- **Aim**:
Provide the count of lines that hold "como" and no other output.

- **Listing**:

--- begin ---

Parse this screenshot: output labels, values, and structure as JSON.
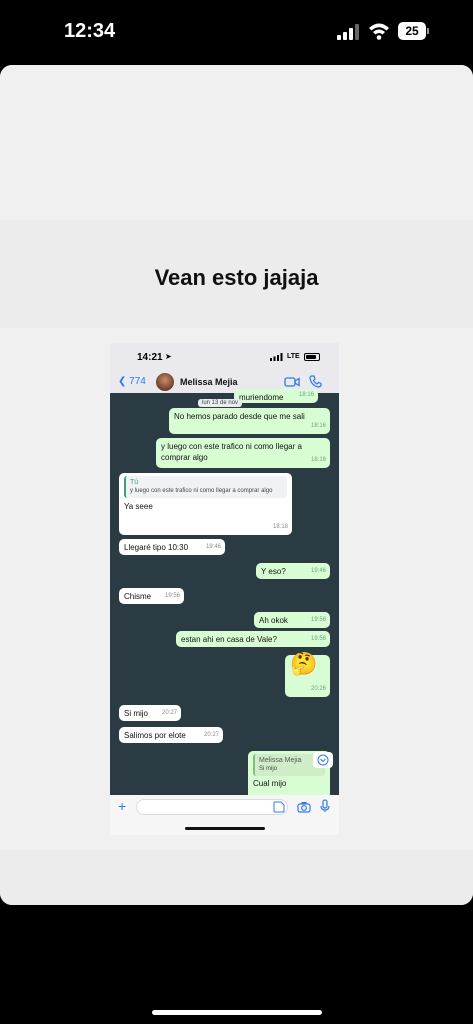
{
  "status_bar": {
    "time": "12:34",
    "battery": "25"
  },
  "caption": "Vean esto jajaja",
  "screenshot": {
    "time": "14:21",
    "network": "LTE",
    "back_count": "774",
    "contact": "Melissa Mejia",
    "date_chip": "lun 13 de nov",
    "messages": [
      {
        "dir": "out",
        "text": "muriendome",
        "time": "18:16"
      },
      {
        "dir": "out",
        "text": "No hemos parado desde que me sali",
        "time": "18:16"
      },
      {
        "dir": "out",
        "text": "y luego con este trafico ni como llegar a comprar algo",
        "time": "18:16"
      },
      {
        "dir": "in",
        "quote_name": "Tú",
        "quote_text": "y luego con este trafico ni como llegar a comprar algo",
        "text": "Ya seee",
        "time": "18:18"
      },
      {
        "dir": "in",
        "text": "Llegaré tipo 10:30",
        "time": "19:46"
      },
      {
        "dir": "out",
        "text": "Y eso?",
        "time": "19:46"
      },
      {
        "dir": "in",
        "text": "Chisme",
        "time": "19:56"
      },
      {
        "dir": "out",
        "text": "Ah okok",
        "time": "19:56"
      },
      {
        "dir": "out",
        "text": "estan ahi en casa de Vale?",
        "time": "19:56"
      },
      {
        "dir": "out",
        "text": "🤔",
        "time": "20:26"
      },
      {
        "dir": "in",
        "text": "Si mijo",
        "time": "20:27"
      },
      {
        "dir": "in",
        "text": "Salimos por elote",
        "time": "20:27"
      },
      {
        "dir": "out",
        "quote_name": "Melissa Mejia",
        "quote_text": "Si mijo",
        "text": "Cual mijo"
      }
    ]
  },
  "colors": {
    "chat_bg": "#2a3b44",
    "outgoing": "#d9fdd3",
    "incoming": "#ffffff",
    "accent": "#2c7be5"
  }
}
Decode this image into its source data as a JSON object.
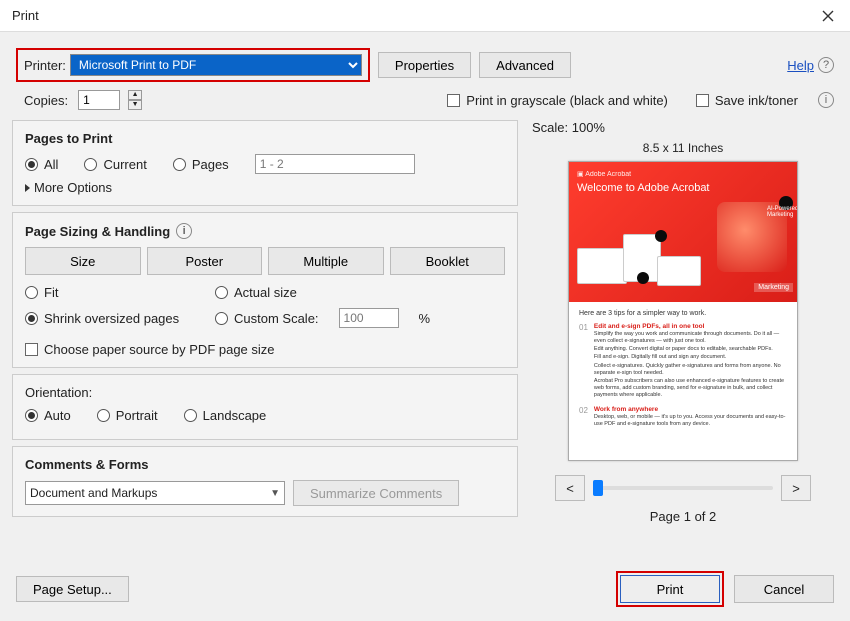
{
  "window": {
    "title": "Print"
  },
  "toprow": {
    "printer_label": "Printer:",
    "printer_selected": "Microsoft Print to PDF",
    "properties_btn": "Properties",
    "advanced_btn": "Advanced",
    "help_link": "Help"
  },
  "row2": {
    "copies_label": "Copies:",
    "copies_value": "1",
    "grayscale_label": "Print in grayscale (black and white)",
    "saveink_label": "Save ink/toner"
  },
  "pages": {
    "title": "Pages to Print",
    "all": "All",
    "current": "Current",
    "pages": "Pages",
    "range_value": "1 - 2",
    "more": "More Options"
  },
  "sizing": {
    "title": "Page Sizing & Handling",
    "size_btn": "Size",
    "poster_btn": "Poster",
    "multiple_btn": "Multiple",
    "booklet_btn": "Booklet",
    "fit": "Fit",
    "actual": "Actual size",
    "shrink": "Shrink oversized pages",
    "custom": "Custom Scale:",
    "custom_value": "100",
    "custom_pct": "%",
    "choose_paper": "Choose paper source by PDF page size"
  },
  "orientation": {
    "title": "Orientation:",
    "auto": "Auto",
    "portrait": "Portrait",
    "landscape": "Landscape"
  },
  "comments": {
    "title": "Comments & Forms",
    "selected": "Document and Markups",
    "summarize_btn": "Summarize Comments"
  },
  "right": {
    "scale": "Scale: 100%",
    "dims": "8.5 x 11 Inches",
    "prev_back": "<",
    "prev_next": ">",
    "page_label": "Page 1 of 2"
  },
  "preview": {
    "brand": "Adobe Acrobat",
    "welcome": "Welcome to Adobe Acrobat",
    "ai": "AI-Powered Marketing",
    "mkt": "Marketing",
    "tips": "Here are 3 tips for a simpler way to work.",
    "n1": "01",
    "t1": "Edit and e-sign PDFs, all in one tool",
    "p1a": "Simplify the way you work and communicate through documents. Do it all — even collect e-signatures — with just one tool.",
    "p1b": "Edit anything. Convert digital or paper docs to editable, searchable PDFs.",
    "p1c": "Fill and e-sign. Digitally fill out and sign any document.",
    "p1d": "Collect e-signatures. Quickly gather e-signatures and forms from anyone. No separate e-sign tool needed.",
    "p1e": "Acrobat Pro subscribers can also use enhanced e-signature features to create web forms, add custom branding, send for e-signature in bulk, and collect payments where applicable.",
    "n2": "02",
    "t2": "Work from anywhere",
    "p2a": "Desktop, web, or mobile — it's up to you. Access your documents and easy-to-use PDF and e-signature tools from any device."
  },
  "footer": {
    "page_setup": "Page Setup...",
    "print": "Print",
    "cancel": "Cancel"
  }
}
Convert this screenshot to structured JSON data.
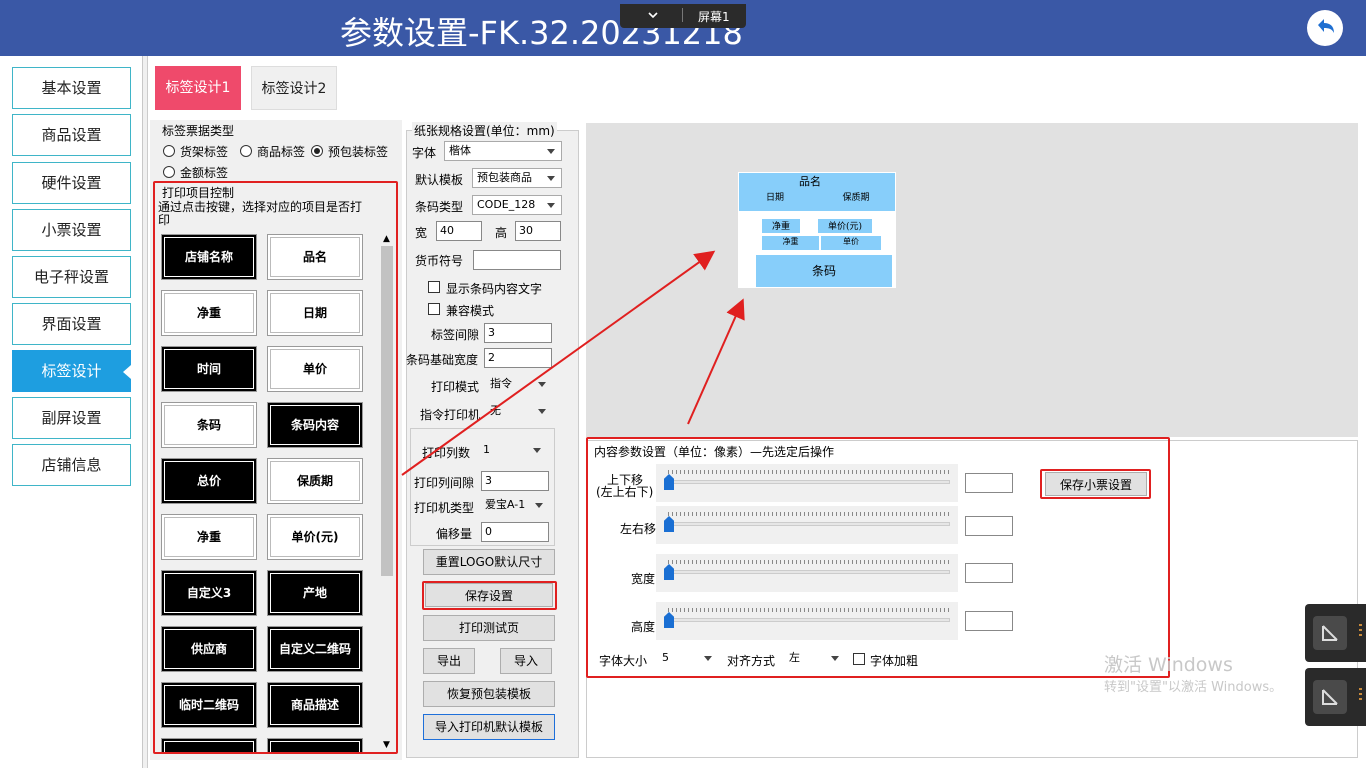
{
  "header": {
    "title": "参数设置-FK.32.20231218",
    "screen_label": "屏幕1",
    "back_icon": "undo-arrow-icon",
    "accent": "#3a58a6"
  },
  "sidebar": {
    "items": [
      {
        "label": "基本设置"
      },
      {
        "label": "商品设置"
      },
      {
        "label": "硬件设置"
      },
      {
        "label": "小票设置"
      },
      {
        "label": "电子秤设置"
      },
      {
        "label": "界面设置"
      },
      {
        "label": "标签设计",
        "active": true
      },
      {
        "label": "副屏设置"
      },
      {
        "label": "店铺信息"
      }
    ]
  },
  "tabs": [
    {
      "label": "标签设计1",
      "active": true
    },
    {
      "label": "标签设计2"
    }
  ],
  "ticket_type": {
    "title": "标签票据类型",
    "options": [
      {
        "label": "货架标签",
        "checked": false
      },
      {
        "label": "商品标签",
        "checked": false
      },
      {
        "label": "预包装标签",
        "checked": true
      },
      {
        "label": "金额标签",
        "checked": false
      }
    ]
  },
  "print_control": {
    "title": "打印项目控制",
    "hint": "通过点击按键，选择对应的项目是否打印",
    "items": [
      {
        "label": "店铺名称",
        "on": true
      },
      {
        "label": "品名",
        "on": false
      },
      {
        "label": "净重",
        "on": false
      },
      {
        "label": "日期",
        "on": false
      },
      {
        "label": "时间",
        "on": true
      },
      {
        "label": "单价",
        "on": false
      },
      {
        "label": "条码",
        "on": false
      },
      {
        "label": "条码内容",
        "on": true
      },
      {
        "label": "总价",
        "on": true
      },
      {
        "label": "保质期",
        "on": false
      },
      {
        "label": "净重",
        "on": false
      },
      {
        "label": "单价(元)",
        "on": false
      },
      {
        "label": "自定义3",
        "on": true
      },
      {
        "label": "产地",
        "on": true
      },
      {
        "label": "供应商",
        "on": true
      },
      {
        "label": "自定义二维码",
        "on": true
      },
      {
        "label": "临时二维码",
        "on": true
      },
      {
        "label": "商品描述",
        "on": true
      }
    ]
  },
  "paper": {
    "title": "纸张规格设置(单位：mm)",
    "font_label": "字体",
    "font_value": "楷体",
    "template_label": "默认模板",
    "template_value": "预包装商品",
    "barcode_type_label": "条码类型",
    "barcode_type_value": "CODE_128",
    "width_label": "宽",
    "width_value": "40",
    "height_label": "高",
    "height_value": "30",
    "currency_label": "货币符号",
    "currency_value": "",
    "show_barcode_text": "显示条码内容文字",
    "compat_mode": "兼容模式",
    "gap_label": "标签间隙",
    "gap_value": "3",
    "barcode_width_label": "条码基础宽度",
    "barcode_width_value": "2",
    "print_mode_label": "打印模式",
    "print_mode_value": "指令",
    "cmd_printer_label": "指令打印机",
    "cmd_printer_value": "无",
    "columns_label": "打印列数",
    "columns_value": "1",
    "col_gap_label": "打印列间隙",
    "col_gap_value": "3",
    "printer_type_label": "打印机类型",
    "printer_type_value": "爱宝A-1",
    "offset_label": "偏移量",
    "offset_value": "0",
    "btn_reset_logo": "重置LOGO默认尺寸",
    "btn_save": "保存设置",
    "btn_test": "打印测试页",
    "btn_export": "导出",
    "btn_import": "导入",
    "btn_restore": "恢复预包装模板",
    "btn_import_printer": "导入打印机默认模板"
  },
  "label_preview": {
    "name": "品名",
    "date": "日期",
    "shelf": "保质期",
    "weight": "净重",
    "unit_price": "单价(元)",
    "weight2": "净重",
    "price2": "单价",
    "barcode": "条码",
    "cell_color": "#87cefa"
  },
  "content_params": {
    "title": "内容参数设置（单位：像素）—先选定后操作",
    "up_down": "上下移",
    "up_down_sub": "(左上右下)",
    "left_right": "左右移",
    "width": "宽度",
    "height": "高度",
    "up_down_value": 0,
    "left_right_value": 0,
    "width_value": 0,
    "height_value": 0,
    "btn_save_ticket": "保存小票设置",
    "font_size_label": "字体大小",
    "font_size_value": "5",
    "align_label": "对齐方式",
    "align_value": "左",
    "bold_label": "字体加粗"
  },
  "watermark": {
    "line1": "激活 Windows",
    "line2": "转到\"设置\"以激活 Windows。"
  }
}
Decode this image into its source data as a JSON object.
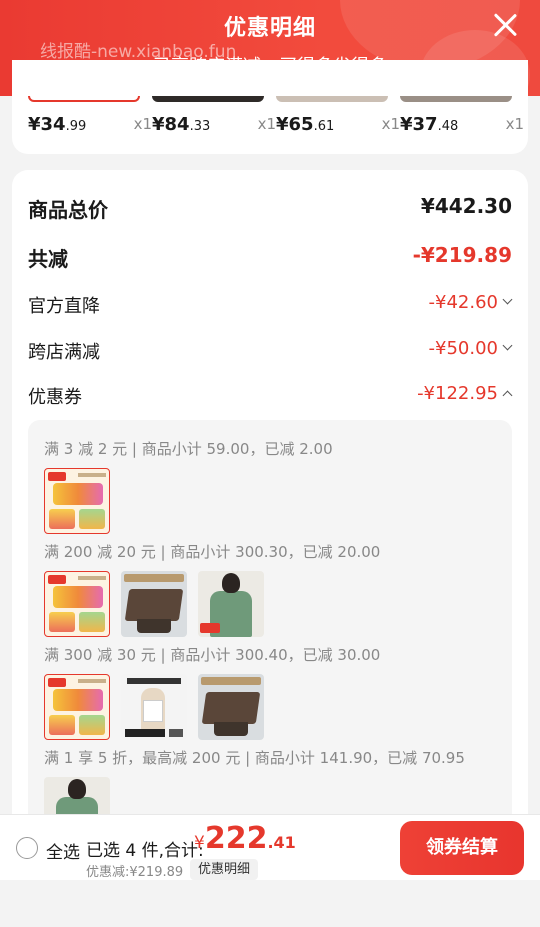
{
  "header": {
    "title": "优惠明细",
    "subtitle": "已享跨店满减，买得多省得多",
    "watermark": "线报酷-new.xianbao.fun"
  },
  "strip_items": [
    {
      "price_int": "¥34",
      "price_dec": ".99",
      "qty": "x1"
    },
    {
      "price_int": "¥84",
      "price_dec": ".33",
      "qty": "x1"
    },
    {
      "price_int": "¥65",
      "price_dec": ".61",
      "qty": "x1"
    },
    {
      "price_int": "¥37",
      "price_dec": ".48",
      "qty": "x1"
    }
  ],
  "summary": {
    "total_label": "商品总价",
    "total_value": "¥442.30",
    "reduce_label": "共减",
    "reduce_value": "-¥219.89",
    "official_label": "官方直降",
    "official_value": "-¥42.60",
    "cross_label": "跨店满减",
    "cross_value": "-¥50.00",
    "coupon_label": "优惠券",
    "coupon_value": "-¥122.95"
  },
  "coupons": [
    {
      "text": "满 3 减 2 元 | 商品小计 59.00，已减 2.00"
    },
    {
      "text": "满 200 减 20 元 | 商品小计 300.30，已减 20.00"
    },
    {
      "text": "满 300 减 30 元 | 商品小计 300.40，已减 30.00"
    },
    {
      "text": "满 1 享 5 折，最高减 200 元 | 商品小计 141.90，已减 70.95"
    }
  ],
  "bottom": {
    "select_all": "全选",
    "selected_summary": "已选 4 件,合计:",
    "price_symbol": "¥",
    "price_int": "222",
    "price_dec": ".41",
    "discount": "优惠减:¥219.89",
    "detail_chip": "优惠明细",
    "checkout": "领券结算"
  },
  "colors": {
    "brand_red": "#e5382c",
    "header_red": "#ea3a32"
  }
}
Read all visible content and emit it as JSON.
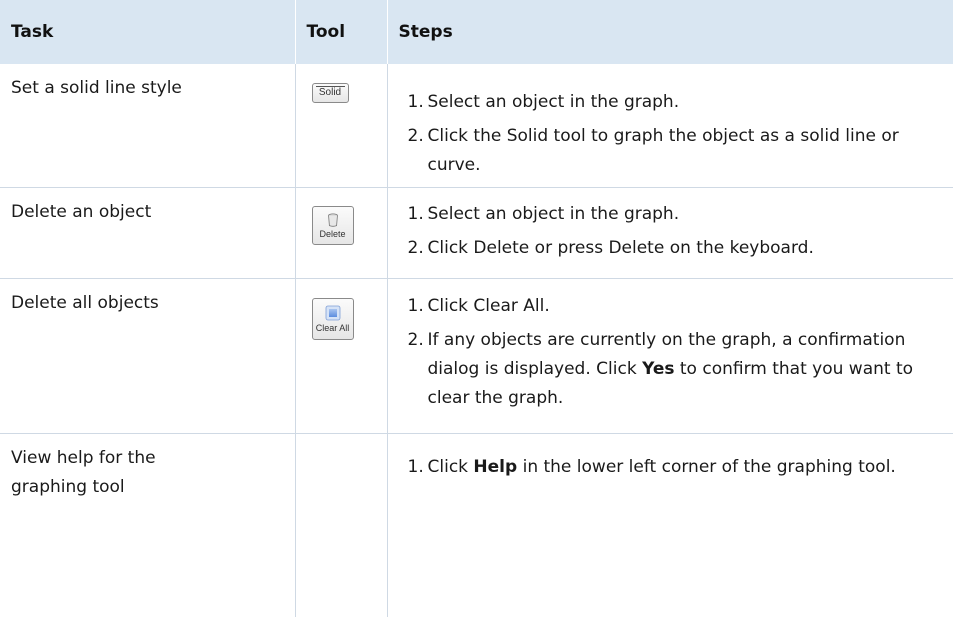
{
  "headers": {
    "task": "Task",
    "tool": "Tool",
    "steps": "Steps"
  },
  "rows": [
    {
      "task": "Set a solid line style",
      "tool": {
        "label": "Solid",
        "icon": "solid-line-icon"
      },
      "steps": [
        {
          "num": "1.",
          "text": "Select an object in the graph."
        },
        {
          "num": "2.",
          "text": "Click the Solid tool to graph the object as a solid line or curve."
        }
      ]
    },
    {
      "task": "Delete an object",
      "tool": {
        "label": "Delete",
        "icon": "trash-can-icon"
      },
      "steps": [
        {
          "num": "1.",
          "text": "Select an object in the graph."
        },
        {
          "num": "2.",
          "text": "Click Delete or press Delete on the keyboard."
        }
      ]
    },
    {
      "task": "Delete all objects",
      "tool": {
        "label": "Clear All",
        "icon": "clear-all-icon"
      },
      "steps": [
        {
          "num": "1.",
          "text": "Click Clear All."
        },
        {
          "num": "2.",
          "before": "If any objects are currently on the graph, a confirmation dialog is displayed. Click ",
          "bold": "Yes",
          "after": " to confirm that you want to clear the graph."
        }
      ]
    },
    {
      "task": "View help for the graphing tool",
      "steps": [
        {
          "num": "1.",
          "before": "Click ",
          "bold": "Help",
          "after": " in the lower left corner of the graphing tool."
        }
      ]
    }
  ]
}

--- end ---

- **Output below**:
2